§ Exercise brief
Extract every line of the material that holds the string "trendline".
*** Extracted material ***
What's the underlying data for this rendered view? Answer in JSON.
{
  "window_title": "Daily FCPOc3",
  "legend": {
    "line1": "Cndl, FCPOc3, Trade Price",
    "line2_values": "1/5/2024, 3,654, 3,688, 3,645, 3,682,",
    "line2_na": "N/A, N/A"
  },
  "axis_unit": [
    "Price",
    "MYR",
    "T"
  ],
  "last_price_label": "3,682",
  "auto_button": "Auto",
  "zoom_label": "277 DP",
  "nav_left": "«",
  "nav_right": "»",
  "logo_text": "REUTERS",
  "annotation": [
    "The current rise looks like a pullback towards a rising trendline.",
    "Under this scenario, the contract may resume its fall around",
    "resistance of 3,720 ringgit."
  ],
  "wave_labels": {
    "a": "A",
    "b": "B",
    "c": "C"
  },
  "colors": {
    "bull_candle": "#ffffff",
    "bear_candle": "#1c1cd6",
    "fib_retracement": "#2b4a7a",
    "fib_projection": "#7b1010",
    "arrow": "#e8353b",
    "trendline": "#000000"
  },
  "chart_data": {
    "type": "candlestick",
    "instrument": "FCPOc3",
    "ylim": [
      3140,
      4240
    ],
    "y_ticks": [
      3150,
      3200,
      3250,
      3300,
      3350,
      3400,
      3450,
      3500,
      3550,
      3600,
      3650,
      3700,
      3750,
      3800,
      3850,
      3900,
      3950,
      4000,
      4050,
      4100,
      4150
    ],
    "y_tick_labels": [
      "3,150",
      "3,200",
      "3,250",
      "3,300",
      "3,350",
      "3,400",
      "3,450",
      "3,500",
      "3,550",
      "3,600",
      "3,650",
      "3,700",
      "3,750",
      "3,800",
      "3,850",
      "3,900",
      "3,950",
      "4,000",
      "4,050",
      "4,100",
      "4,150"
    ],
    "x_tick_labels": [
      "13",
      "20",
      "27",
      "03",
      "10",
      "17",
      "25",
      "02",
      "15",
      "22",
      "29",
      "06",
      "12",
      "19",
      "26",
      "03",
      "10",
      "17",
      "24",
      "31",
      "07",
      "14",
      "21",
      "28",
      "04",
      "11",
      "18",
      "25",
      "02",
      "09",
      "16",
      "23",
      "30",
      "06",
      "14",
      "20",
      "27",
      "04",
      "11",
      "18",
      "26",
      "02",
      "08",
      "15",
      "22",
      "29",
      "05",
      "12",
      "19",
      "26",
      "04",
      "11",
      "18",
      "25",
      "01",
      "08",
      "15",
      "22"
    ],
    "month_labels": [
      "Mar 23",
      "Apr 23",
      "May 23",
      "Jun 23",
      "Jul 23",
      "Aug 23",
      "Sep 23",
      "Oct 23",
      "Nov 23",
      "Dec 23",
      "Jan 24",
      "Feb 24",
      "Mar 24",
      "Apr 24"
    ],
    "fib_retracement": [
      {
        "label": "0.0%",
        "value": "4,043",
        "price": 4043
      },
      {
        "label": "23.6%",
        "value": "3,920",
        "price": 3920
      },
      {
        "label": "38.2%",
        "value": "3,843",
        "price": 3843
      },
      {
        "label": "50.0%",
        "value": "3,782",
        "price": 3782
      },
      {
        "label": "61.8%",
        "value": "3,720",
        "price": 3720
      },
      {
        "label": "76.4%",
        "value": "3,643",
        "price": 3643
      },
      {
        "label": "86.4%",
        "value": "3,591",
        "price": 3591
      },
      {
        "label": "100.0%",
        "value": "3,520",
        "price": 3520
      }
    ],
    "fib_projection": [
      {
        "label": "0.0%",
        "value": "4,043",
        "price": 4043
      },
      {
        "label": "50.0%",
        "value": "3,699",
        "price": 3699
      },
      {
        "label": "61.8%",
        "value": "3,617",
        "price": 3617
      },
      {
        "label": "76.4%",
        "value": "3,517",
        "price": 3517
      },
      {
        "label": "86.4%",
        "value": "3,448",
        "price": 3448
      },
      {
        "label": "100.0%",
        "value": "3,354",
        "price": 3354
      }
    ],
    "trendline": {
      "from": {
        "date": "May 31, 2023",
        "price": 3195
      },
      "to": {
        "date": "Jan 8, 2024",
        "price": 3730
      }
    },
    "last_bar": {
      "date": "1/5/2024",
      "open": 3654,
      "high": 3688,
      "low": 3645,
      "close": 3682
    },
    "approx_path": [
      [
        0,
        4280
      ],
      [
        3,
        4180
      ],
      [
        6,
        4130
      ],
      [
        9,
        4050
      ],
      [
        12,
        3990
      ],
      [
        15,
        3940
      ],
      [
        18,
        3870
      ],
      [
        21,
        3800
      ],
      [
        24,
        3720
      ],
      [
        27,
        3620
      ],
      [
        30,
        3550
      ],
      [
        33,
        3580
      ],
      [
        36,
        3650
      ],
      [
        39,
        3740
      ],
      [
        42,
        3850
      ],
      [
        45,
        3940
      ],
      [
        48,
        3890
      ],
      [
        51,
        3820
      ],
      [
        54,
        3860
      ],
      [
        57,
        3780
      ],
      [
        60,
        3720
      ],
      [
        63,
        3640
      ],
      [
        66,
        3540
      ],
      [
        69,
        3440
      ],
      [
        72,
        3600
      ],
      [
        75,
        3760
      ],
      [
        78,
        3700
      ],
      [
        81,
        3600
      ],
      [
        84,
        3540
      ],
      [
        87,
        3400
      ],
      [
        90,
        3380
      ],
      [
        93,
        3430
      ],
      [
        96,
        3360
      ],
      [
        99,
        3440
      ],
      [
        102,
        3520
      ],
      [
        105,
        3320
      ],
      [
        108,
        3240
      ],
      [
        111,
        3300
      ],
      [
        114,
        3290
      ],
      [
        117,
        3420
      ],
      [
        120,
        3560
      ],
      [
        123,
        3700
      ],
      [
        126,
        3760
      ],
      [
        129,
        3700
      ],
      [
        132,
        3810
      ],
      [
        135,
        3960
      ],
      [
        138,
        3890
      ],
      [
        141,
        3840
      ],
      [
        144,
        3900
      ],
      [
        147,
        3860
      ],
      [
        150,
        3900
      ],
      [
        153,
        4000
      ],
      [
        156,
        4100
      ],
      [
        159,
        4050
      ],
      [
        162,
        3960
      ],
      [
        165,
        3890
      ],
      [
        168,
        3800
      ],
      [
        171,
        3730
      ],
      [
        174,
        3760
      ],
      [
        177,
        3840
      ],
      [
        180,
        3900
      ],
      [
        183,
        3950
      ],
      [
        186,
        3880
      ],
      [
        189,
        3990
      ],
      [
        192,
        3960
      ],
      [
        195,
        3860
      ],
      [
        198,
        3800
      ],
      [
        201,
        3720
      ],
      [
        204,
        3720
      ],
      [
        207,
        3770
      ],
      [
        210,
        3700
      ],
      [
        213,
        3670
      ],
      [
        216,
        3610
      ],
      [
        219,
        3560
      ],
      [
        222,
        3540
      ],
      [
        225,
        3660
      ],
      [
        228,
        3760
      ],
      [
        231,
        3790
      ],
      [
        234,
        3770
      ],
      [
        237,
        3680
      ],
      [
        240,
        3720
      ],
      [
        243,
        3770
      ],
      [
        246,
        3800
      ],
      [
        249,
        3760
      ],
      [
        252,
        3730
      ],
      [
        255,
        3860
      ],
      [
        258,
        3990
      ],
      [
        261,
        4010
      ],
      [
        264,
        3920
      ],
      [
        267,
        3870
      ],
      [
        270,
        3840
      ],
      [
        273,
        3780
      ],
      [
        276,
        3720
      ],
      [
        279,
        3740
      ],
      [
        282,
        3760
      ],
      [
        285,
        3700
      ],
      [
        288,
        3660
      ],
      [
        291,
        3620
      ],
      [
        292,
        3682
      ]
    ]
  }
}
***
§ Final answer
    "The current rise looks like a pullback towards a rising trendline.",
    "trendline": "#000000"
    "trendline": {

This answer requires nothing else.